>> begin Material to process

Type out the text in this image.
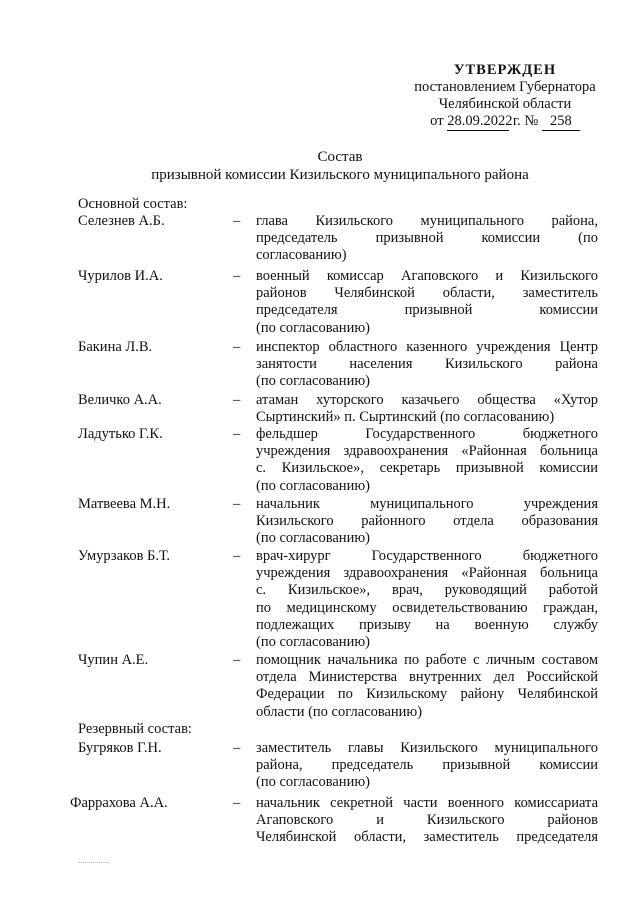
УТВЕРЖДЕН
постановлением Губернатора
Челябинской области
от 28.09.2022 г. № 258
Состав
призывной комиссии Кизильского муниципального района
Основной состав:
Селезнев А.Б.	– глава Кизильского муниципального района,
председатель призывной комиссии (по
согласованию)
Чурилов И.А.	– военный комиссар Агаповского и Кизильского
районов Челябинской области, заместитель
председателя призывной комиссии
(по согласованию)
Бакина Л.В.	– инспектор областного казенного учреждения Центр
занятости населения Кизильского района
(по согласованию)
Величко А.А.	– атаман хуторского казачьего общества «Хутор
Сыртинский» п. Сыртинский (по согласованию)
Ладутько Г.К.	– фельдшер Государственного бюджетного
учреждения здравоохранения «Районная больница
с. Кизильское», секретарь призывной комиссии
(по согласованию)
Матвеева М.Н.	– начальник муниципального учреждения
Кизильского районного отдела образования
(по согласованию)
Умурзаков Б.Т.	– врач-хирург Государственного бюджетного
учреждения здравоохранения «Районная больница
с. Кизильское», врач, руководящий работой
по медицинскому освидетельствованию граждан,
подлежащих призыву на военную службу
(по согласованию)
Чупин А.Е.	– помощник начальника по работе с личным составом
отдела Министерства внутренних дел Российской
Федерации по Кизильскому району Челябинской
области (по согласованию)
Резервный состав:
Бугряков Г.Н.	– заместитель главы Кизильского муниципального
района, председатель призывной комиссии
(по согласованию)
Фаррахова А.А.	– начальник секретной части военного комиссариата
Агаповского и Кизильского районов
Челябинской области, заместитель председателя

>> end Material to process

The problem.
Using the data above, copy each line that contains "призывной".

Solution.
призывной комиссии Кизильского муниципального района
председатель призывной комиссии (по
председателя призывной комиссии
с. Кизильское», секретарь призывной комиссии
района, председатель призывной комиссии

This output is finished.